WHAT IS NEEDED: Show all lines from the listing below that contain "durante".
--- START OF WORKING DATA ---
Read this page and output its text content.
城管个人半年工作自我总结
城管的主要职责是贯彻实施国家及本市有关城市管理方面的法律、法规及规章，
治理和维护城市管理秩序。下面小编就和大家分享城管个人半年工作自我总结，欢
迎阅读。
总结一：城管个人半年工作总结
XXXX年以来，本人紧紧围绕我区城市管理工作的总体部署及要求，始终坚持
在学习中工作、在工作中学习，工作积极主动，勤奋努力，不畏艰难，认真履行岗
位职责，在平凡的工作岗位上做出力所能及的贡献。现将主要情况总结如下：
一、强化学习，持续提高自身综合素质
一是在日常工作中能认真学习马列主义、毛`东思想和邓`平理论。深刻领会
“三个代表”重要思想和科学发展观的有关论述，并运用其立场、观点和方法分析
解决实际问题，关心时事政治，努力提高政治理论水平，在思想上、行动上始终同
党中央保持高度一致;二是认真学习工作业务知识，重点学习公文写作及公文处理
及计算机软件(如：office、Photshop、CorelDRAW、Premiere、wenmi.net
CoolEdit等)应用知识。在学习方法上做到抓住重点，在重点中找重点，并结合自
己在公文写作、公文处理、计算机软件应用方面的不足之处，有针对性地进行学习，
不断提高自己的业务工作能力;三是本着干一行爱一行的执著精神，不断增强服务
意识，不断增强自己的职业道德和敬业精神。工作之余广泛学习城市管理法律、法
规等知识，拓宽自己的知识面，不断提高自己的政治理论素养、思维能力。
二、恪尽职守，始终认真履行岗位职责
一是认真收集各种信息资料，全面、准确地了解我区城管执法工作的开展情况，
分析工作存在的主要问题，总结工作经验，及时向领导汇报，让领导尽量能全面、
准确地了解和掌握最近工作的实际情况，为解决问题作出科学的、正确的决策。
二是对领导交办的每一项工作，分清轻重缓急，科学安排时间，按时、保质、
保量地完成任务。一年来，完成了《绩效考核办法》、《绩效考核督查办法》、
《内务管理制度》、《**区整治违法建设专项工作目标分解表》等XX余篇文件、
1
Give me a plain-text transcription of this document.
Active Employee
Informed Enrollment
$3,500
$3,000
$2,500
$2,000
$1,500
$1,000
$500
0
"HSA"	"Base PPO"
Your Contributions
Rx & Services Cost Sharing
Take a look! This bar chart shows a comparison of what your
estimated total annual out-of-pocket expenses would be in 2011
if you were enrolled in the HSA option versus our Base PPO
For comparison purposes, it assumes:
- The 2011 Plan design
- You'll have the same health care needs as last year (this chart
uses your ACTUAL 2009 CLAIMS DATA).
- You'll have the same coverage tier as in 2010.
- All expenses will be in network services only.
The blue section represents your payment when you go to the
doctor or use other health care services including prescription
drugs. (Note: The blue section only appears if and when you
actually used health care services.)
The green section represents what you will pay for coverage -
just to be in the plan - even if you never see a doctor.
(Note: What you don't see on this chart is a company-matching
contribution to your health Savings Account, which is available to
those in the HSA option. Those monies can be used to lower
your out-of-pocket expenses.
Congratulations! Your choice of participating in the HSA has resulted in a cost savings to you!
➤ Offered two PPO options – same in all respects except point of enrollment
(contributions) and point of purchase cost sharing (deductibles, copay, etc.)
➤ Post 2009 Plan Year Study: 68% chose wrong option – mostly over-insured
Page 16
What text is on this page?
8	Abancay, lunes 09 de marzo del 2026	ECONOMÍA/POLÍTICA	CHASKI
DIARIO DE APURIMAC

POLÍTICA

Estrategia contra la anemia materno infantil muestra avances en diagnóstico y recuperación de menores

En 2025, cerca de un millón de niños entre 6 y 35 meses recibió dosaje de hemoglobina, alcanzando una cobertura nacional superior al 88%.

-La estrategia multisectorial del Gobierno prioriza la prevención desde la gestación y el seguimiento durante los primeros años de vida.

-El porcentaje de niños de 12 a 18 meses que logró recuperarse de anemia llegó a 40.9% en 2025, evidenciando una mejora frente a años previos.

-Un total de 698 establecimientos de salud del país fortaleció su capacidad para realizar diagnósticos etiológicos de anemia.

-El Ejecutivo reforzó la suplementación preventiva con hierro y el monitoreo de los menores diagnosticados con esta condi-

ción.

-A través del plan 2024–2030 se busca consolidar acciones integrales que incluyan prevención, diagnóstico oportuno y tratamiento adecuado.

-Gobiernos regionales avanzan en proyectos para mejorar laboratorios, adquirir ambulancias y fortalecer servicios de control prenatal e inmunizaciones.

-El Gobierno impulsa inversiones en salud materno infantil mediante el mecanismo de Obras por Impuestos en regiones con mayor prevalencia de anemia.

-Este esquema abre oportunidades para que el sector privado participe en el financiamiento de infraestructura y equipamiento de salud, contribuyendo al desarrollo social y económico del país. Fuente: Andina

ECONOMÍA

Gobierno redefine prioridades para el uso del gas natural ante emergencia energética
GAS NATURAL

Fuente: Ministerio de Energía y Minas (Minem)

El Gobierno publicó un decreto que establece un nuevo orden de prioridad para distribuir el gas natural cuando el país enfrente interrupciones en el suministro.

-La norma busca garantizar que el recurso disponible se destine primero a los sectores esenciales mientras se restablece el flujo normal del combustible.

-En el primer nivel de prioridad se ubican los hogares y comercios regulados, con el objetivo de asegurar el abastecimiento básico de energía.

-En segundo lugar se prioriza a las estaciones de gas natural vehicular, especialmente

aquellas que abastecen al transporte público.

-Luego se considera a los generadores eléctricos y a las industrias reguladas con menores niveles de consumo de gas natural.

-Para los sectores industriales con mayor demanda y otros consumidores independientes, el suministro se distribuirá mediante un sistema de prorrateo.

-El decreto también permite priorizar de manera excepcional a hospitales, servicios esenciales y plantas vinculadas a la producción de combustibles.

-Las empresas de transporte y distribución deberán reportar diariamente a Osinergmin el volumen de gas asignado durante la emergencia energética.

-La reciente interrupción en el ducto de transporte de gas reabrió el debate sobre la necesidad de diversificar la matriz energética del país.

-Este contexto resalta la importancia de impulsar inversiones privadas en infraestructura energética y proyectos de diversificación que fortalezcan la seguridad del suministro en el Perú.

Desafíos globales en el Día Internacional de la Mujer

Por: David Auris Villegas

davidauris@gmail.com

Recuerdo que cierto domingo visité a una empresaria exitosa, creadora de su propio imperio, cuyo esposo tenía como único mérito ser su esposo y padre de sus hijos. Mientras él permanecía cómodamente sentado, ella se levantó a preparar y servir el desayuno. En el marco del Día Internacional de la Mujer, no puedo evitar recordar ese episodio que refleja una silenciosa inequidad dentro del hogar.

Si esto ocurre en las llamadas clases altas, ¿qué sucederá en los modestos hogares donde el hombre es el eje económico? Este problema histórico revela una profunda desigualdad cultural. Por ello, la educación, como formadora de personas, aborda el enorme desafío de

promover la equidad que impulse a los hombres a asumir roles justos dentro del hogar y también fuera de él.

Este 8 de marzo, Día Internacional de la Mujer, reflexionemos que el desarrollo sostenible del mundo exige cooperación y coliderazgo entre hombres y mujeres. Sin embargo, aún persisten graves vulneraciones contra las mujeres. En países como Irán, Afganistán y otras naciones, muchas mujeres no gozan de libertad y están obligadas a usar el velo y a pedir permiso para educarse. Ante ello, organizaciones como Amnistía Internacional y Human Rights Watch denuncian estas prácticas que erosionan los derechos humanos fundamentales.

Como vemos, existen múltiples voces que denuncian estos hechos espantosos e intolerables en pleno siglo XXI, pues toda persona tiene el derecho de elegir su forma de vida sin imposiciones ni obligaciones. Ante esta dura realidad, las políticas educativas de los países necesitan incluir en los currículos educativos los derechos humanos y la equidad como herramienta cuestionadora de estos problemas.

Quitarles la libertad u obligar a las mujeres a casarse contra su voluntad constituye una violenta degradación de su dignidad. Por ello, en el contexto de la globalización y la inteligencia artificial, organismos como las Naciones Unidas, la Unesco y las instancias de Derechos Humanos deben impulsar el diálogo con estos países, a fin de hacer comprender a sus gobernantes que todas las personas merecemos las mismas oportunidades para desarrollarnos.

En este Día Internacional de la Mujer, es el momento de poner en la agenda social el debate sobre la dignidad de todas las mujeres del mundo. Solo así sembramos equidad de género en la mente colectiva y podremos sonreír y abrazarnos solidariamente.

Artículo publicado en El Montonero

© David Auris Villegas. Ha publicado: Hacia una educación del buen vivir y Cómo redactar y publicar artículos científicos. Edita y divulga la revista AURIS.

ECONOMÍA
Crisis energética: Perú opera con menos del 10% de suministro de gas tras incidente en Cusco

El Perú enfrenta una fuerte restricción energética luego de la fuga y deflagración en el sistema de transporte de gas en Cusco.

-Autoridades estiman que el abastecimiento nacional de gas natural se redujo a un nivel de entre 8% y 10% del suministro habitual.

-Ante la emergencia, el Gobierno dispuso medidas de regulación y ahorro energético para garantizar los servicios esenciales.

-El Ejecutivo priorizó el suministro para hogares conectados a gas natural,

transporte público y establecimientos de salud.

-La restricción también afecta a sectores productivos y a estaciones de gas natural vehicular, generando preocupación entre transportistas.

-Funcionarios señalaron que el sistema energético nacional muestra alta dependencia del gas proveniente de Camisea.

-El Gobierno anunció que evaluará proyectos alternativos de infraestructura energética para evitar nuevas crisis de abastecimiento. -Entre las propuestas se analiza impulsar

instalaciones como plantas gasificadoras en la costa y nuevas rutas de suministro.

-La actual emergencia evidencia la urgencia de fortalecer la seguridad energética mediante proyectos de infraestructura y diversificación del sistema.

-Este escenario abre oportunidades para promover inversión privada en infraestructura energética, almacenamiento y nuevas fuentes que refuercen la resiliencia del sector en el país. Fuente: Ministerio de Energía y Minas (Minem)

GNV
--- END OF WORKING DATA ---
TASK OUTPUT:
-La estrategia multisectorial del Gobierno prioriza la prevención desde la gestación y el seguimiento durante los primeros años de vida.
-Las empresas de transporte y distribución deberán reportar diariamente a Osinergmin el volumen de gas asignado durante la emergencia energética.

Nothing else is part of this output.